--- BEGIN DATA IN THIS EXERCISE ---

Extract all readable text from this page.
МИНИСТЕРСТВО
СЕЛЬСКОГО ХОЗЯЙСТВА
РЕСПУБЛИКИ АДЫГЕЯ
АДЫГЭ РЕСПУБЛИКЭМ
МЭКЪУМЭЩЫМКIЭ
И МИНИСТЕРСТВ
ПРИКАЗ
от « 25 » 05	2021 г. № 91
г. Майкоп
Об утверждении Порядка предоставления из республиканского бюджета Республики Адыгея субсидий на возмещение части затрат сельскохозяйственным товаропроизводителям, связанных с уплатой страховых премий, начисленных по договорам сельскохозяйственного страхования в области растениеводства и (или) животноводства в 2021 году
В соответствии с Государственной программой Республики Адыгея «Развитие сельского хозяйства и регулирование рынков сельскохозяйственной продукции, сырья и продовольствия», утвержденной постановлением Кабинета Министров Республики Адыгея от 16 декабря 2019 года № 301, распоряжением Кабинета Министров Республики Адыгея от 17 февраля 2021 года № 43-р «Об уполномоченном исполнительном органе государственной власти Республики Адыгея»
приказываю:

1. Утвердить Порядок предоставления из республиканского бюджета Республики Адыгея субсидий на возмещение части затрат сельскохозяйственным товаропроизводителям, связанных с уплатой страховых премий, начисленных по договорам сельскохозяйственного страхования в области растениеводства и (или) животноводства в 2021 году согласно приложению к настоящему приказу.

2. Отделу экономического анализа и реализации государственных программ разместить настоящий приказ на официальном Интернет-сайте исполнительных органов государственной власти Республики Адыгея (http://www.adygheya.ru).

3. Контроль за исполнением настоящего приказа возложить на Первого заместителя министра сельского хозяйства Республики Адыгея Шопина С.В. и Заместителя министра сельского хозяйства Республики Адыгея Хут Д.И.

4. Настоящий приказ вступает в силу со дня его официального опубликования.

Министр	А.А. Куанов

--- END DATA IN THIS EXERCISE ---

◆ TASK OBJECTIVE
Extract all lines as given.

◆ RESULT OF THIS EXERCISE
Extract all readable text from this page.
МИНИСТЕРСТВО
СЕЛЬСКОГО ХОЗЯЙСТВА
РЕСПУБЛИКИ АДЫГЕЯ
АДЫГЭ РЕСПУБЛИКЭМ
МЭКЪУМЭЩЫМКIЭ
И МИНИСТЕРСТВ
ПРИКАЗ
от « 25 » 05	2021 г. № 91
г. Майкоп
Об утверждении Порядка предоставления из республиканского бюджета Республики Адыгея субсидий на возмещение части затрат сельскохозяйственным товаропроизводителям, связанных с уплатой страховых премий, начисленных по договорам сельскохозяйственного страхования в области растениеводства и (или) животноводства в 2021 году
В соответствии с Государственной программой Республики Адыгея «Развитие сельского хозяйства и регулирование рынков сельскохозяйственной продукции, сырья и продовольствия», утвержденной постановлением Кабинета Министров Республики Адыгея от 16 декабря 2019 года № 301, распоряжением Кабинета Министров Республики Адыгея от 17 февраля 2021 года № 43-р «Об уполномоченном исполнительном органе государственной власти Республики Адыгея»
приказываю:

1. Утвердить Порядок предоставления из республиканского бюджета Республики Адыгея субсидий на возмещение части затрат сельскохозяйственным товаропроизводителям, связанных с уплатой страховых премий, начисленных по договорам сельскохозяйственного страхования в области растениеводства и (или) животноводства в 2021 году согласно приложению к настоящему приказу.

2. Отделу экономического анализа и реализации государственных программ разместить настоящий приказ на официальном Интернет-сайте исполнительных органов государственной власти Республики Адыгея (http://www.adygheya.ru).

3. Контроль за исполнением настоящего приказа возложить на Первого заместителя министра сельского хозяйства Республики Адыгея Шопина С.В. и Заместителя министра сельского хозяйства Республики Адыгея Хут Д.И.

4. Настоящий приказ вступает в силу со дня его официального опубликования.

Министр	А.А. Куанов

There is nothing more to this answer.